A block of data:
+---+

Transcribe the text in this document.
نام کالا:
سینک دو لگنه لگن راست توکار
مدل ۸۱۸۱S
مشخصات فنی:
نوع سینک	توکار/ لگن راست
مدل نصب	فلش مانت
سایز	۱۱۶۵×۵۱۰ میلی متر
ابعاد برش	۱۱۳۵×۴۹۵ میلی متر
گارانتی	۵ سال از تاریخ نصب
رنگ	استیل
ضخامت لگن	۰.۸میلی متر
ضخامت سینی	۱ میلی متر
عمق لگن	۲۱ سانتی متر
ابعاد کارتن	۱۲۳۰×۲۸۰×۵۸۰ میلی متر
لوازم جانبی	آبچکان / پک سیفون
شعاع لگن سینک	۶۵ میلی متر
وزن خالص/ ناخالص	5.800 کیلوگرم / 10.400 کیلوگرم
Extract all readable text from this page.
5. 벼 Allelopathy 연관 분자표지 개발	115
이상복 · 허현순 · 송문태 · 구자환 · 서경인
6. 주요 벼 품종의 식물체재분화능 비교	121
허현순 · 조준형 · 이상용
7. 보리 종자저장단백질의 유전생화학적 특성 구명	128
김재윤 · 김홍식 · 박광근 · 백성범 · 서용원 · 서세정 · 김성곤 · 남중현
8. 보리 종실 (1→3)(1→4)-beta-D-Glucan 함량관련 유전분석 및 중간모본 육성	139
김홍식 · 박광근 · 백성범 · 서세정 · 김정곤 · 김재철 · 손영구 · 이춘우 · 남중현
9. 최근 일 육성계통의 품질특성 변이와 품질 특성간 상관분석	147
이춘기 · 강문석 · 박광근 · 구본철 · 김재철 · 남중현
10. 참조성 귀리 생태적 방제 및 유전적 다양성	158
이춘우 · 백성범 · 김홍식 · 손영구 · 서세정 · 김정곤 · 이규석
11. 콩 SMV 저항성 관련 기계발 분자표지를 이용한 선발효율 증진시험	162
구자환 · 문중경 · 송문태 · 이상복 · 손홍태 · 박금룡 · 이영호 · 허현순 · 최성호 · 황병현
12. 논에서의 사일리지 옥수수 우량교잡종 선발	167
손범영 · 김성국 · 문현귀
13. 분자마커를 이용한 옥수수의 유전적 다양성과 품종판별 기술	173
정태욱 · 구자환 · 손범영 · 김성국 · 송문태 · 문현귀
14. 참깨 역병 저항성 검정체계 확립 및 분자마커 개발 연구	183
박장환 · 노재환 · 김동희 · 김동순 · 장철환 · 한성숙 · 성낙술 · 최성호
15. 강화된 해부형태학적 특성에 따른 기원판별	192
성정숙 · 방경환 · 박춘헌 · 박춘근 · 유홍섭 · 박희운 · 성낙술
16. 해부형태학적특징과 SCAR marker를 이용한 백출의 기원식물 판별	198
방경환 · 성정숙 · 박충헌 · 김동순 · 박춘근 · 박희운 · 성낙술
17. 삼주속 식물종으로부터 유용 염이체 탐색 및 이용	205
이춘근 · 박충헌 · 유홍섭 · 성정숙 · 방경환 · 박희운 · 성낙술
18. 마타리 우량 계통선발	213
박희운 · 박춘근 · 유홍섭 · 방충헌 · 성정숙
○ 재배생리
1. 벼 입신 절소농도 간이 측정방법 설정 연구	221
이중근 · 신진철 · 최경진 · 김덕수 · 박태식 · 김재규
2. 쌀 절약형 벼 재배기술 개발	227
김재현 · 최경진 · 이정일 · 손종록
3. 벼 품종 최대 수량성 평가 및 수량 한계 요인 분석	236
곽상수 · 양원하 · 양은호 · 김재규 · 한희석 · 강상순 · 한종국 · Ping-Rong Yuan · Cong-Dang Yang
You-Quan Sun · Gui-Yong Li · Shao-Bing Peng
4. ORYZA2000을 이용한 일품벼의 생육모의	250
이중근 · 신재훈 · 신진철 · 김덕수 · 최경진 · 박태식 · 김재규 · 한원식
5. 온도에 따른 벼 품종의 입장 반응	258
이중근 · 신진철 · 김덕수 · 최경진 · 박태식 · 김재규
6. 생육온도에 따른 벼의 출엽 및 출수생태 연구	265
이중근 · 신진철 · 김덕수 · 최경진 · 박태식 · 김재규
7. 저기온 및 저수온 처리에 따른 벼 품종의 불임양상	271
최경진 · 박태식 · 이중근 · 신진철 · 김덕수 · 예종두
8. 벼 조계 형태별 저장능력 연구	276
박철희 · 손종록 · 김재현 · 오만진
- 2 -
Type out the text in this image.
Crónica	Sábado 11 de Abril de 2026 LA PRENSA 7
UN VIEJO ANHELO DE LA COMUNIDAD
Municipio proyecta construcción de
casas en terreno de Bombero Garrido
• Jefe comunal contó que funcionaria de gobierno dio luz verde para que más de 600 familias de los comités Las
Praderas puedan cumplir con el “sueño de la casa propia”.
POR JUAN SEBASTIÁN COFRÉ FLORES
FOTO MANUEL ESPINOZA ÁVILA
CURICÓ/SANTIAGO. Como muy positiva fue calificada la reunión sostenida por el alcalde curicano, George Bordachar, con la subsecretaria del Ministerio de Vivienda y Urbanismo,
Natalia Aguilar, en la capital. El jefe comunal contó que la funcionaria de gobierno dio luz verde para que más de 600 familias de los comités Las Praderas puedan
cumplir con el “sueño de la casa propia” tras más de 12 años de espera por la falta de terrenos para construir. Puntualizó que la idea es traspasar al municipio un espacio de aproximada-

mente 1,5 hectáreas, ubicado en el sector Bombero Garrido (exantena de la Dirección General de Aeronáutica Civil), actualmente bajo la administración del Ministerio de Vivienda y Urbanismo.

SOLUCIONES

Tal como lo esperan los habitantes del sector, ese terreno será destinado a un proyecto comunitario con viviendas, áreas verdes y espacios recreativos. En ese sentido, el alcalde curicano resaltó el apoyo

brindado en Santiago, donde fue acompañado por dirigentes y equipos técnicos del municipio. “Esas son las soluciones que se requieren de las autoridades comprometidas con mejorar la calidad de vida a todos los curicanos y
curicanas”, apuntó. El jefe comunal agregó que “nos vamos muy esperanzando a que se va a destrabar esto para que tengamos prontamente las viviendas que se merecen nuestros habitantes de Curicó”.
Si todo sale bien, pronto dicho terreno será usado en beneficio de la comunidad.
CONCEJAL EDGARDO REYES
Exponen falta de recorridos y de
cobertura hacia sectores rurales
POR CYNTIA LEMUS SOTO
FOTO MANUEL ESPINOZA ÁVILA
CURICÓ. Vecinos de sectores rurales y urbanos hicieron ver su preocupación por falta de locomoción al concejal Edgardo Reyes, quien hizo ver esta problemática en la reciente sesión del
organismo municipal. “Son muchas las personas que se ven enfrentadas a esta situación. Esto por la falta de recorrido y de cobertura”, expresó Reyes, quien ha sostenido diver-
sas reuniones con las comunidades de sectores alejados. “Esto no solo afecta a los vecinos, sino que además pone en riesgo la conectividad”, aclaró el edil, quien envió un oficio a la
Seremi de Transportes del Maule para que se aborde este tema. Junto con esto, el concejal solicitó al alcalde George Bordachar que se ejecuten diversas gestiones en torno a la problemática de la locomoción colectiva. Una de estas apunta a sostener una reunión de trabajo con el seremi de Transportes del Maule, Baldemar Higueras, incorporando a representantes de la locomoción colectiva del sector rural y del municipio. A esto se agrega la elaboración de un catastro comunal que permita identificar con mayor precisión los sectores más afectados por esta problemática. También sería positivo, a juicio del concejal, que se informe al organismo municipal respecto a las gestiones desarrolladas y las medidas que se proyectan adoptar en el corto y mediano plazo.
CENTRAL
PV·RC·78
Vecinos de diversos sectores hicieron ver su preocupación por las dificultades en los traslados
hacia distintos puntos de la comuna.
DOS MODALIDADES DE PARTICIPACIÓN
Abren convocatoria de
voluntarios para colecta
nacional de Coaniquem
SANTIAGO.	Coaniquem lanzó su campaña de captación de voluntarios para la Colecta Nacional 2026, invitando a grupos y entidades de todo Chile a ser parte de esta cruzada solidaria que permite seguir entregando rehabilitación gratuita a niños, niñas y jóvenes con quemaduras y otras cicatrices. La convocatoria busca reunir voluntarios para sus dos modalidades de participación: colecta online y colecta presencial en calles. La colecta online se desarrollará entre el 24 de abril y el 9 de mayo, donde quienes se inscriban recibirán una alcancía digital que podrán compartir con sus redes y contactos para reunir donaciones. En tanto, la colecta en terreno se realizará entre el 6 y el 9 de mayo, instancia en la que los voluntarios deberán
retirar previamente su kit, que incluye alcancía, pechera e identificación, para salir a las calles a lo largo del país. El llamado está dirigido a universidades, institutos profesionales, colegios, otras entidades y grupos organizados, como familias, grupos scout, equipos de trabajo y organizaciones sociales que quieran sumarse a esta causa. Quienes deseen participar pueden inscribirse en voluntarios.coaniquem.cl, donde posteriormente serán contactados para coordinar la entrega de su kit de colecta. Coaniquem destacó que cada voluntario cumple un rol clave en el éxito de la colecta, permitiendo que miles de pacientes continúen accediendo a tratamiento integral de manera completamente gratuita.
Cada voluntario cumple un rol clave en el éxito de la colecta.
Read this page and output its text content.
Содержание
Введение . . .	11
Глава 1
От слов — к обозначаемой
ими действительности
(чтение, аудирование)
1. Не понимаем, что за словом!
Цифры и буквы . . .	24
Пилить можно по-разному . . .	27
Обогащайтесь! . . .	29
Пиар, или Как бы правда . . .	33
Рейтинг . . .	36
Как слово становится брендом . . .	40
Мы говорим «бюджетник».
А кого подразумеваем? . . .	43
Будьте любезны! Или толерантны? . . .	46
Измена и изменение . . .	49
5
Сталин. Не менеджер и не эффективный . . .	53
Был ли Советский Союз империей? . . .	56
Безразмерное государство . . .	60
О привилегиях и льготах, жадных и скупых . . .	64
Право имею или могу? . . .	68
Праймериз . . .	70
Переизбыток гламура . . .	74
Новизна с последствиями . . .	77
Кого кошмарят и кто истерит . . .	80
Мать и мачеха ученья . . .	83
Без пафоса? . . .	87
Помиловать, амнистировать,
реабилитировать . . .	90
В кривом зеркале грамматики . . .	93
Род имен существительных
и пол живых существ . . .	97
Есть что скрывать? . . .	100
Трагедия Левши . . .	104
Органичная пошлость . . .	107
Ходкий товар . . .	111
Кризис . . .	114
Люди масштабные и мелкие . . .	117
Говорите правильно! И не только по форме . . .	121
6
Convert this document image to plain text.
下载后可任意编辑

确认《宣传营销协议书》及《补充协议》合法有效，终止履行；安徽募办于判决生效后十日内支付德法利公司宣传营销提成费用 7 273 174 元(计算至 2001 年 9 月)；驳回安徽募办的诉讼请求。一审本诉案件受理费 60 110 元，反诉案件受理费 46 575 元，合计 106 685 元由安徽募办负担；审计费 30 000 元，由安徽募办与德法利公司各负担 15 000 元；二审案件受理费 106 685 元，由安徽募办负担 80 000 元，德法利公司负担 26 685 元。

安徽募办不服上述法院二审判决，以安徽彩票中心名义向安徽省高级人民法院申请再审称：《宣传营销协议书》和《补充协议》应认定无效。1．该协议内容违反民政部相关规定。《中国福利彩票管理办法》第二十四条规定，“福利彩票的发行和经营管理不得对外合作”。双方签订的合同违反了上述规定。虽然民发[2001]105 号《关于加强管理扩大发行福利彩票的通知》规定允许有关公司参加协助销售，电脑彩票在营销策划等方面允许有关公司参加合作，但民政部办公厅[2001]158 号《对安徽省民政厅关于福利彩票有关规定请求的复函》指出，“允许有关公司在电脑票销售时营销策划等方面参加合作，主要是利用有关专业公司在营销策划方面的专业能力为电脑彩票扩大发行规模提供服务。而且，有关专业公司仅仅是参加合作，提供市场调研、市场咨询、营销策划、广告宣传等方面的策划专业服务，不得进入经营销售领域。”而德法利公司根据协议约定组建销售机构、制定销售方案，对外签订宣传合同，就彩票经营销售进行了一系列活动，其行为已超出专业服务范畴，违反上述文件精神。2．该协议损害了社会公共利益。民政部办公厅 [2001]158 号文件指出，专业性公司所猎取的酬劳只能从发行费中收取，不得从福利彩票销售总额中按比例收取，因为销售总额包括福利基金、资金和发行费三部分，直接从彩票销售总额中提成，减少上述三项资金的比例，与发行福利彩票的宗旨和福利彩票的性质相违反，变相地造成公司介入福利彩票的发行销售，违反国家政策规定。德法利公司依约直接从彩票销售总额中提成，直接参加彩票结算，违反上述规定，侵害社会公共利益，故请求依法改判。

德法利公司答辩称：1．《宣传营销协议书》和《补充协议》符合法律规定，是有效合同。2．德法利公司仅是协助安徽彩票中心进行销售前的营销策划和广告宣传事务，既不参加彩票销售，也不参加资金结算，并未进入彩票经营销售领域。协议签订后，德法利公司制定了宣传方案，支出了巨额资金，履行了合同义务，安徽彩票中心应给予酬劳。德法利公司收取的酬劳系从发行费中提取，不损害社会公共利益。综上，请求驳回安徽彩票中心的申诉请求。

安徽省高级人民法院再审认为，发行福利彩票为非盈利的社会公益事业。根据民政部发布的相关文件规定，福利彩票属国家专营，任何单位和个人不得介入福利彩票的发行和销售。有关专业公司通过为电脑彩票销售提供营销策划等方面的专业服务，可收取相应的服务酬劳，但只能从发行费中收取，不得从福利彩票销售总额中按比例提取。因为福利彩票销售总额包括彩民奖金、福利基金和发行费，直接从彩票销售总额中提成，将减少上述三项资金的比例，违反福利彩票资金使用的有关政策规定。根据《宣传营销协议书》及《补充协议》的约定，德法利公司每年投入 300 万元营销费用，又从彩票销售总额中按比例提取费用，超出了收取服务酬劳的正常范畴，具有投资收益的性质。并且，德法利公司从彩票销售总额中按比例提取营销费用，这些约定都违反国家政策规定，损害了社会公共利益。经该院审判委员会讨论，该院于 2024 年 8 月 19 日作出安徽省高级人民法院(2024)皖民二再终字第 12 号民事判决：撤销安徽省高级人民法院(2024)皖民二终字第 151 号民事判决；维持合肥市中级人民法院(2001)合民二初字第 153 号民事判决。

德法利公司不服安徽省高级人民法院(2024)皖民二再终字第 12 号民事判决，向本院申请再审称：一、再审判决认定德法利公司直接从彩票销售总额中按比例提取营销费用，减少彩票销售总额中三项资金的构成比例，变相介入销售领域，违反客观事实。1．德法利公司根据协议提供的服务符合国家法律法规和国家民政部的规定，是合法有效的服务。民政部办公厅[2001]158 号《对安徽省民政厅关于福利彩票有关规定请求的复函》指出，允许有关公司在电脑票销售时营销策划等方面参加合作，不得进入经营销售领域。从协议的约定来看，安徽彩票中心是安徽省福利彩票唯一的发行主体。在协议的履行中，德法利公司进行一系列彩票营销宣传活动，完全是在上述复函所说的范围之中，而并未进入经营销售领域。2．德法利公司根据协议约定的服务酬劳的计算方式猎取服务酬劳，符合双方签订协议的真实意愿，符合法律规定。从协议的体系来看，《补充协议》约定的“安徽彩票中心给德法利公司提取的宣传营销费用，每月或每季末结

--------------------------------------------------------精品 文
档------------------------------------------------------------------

+---+

THE REQUEST: Go through the entries above and copy every line containing "comités".

RESPONSE FOR THIS EXERCISE:
• Jefe comunal contó que funcionaria de gobierno dio luz verde para que más de 600 familias de los comités Las
Natalia Aguilar, en la capital. El jefe comunal contó que la funcionaria de gobierno dio luz verde para que más de 600 familias de los comités Las Praderas puedan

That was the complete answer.